Recorded data:
■ ■ ■ ■ ■

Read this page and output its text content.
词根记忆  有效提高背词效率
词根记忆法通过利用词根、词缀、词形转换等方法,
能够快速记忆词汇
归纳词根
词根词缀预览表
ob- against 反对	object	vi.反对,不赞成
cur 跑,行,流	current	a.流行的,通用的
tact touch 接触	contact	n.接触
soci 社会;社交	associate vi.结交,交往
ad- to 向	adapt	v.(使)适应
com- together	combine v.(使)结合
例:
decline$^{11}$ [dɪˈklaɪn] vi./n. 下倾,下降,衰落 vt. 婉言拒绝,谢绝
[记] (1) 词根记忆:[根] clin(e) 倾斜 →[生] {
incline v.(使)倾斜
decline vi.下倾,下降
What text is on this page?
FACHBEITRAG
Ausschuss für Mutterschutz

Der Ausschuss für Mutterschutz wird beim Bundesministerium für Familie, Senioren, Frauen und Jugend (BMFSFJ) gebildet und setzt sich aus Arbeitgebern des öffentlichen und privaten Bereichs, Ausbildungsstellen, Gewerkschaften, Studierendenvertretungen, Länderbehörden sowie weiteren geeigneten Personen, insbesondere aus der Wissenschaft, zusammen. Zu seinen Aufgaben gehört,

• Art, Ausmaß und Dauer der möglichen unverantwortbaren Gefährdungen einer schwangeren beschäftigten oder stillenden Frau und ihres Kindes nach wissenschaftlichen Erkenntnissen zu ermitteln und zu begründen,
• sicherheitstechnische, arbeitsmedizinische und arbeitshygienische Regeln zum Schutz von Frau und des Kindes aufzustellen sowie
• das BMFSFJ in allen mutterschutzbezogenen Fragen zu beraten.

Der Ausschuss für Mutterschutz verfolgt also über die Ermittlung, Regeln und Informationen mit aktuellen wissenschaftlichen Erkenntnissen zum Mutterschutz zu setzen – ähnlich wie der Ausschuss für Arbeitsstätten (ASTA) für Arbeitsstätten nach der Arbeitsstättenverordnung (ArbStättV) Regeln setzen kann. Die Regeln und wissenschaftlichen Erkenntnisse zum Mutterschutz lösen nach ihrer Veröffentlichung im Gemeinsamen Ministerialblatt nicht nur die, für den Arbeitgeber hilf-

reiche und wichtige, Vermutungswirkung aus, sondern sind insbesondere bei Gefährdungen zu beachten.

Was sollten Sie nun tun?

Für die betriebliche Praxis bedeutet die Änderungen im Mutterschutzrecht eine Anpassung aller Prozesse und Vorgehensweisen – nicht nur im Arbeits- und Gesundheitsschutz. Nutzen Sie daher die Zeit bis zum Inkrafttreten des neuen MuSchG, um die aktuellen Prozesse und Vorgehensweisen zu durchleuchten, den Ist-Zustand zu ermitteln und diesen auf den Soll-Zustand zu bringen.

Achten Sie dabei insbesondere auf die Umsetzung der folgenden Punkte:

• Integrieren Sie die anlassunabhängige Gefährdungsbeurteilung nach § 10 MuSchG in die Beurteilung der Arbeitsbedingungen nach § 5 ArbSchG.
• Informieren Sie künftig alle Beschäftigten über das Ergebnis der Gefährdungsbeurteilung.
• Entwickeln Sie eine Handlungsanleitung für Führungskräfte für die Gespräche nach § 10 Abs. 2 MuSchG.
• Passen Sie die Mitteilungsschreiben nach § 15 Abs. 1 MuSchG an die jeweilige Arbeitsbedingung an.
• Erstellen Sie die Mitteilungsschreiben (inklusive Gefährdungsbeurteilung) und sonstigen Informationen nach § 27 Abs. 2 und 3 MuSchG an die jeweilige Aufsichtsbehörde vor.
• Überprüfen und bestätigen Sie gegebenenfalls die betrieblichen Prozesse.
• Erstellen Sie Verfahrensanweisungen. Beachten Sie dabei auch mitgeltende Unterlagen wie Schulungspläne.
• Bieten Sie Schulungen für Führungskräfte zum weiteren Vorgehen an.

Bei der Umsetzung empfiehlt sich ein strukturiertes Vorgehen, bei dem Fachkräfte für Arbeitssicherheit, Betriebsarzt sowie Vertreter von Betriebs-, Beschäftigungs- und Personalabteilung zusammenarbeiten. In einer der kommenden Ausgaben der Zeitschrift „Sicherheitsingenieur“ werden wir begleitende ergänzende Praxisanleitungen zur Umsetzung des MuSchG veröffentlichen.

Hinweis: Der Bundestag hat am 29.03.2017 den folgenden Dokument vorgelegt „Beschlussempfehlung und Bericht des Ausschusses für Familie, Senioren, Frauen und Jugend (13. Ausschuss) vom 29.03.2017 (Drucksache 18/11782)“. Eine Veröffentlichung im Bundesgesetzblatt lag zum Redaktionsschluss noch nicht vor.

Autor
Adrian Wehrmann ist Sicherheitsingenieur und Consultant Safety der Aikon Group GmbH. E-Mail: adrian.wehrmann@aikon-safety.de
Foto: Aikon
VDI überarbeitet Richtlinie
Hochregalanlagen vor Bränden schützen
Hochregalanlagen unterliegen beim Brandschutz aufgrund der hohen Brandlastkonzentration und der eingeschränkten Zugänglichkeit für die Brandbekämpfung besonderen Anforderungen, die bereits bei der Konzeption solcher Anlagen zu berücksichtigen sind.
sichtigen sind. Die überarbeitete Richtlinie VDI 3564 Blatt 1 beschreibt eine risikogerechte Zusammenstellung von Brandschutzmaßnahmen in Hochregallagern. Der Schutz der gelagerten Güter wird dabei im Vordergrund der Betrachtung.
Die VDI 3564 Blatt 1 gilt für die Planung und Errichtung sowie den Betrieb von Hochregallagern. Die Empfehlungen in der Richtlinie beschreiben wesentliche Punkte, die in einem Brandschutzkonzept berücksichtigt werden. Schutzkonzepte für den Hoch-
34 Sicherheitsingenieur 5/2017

■ ■ ■ ■ ■

Set exercise: Search the records for the word "Prozesse" and copy every line where it occurs.

Task output:
Für die betriebliche Praxis bedeutet die Änderungen im Mutterschutzrecht eine Anpassung aller Prozesse und Vorgehensweisen – nicht nur im Arbeits- und Gesundheitsschutz. Nutzen Sie daher die Zeit bis zum Inkrafttreten des neuen MuSchG, um die aktuellen Prozesse und Vorgehensweisen zu durchleuchten, den Ist-Zustand zu ermitteln und diesen auf den Soll-Zustand zu bringen.
• Überprüfen und bestätigen Sie gegebenenfalls die betrieblichen Prozesse.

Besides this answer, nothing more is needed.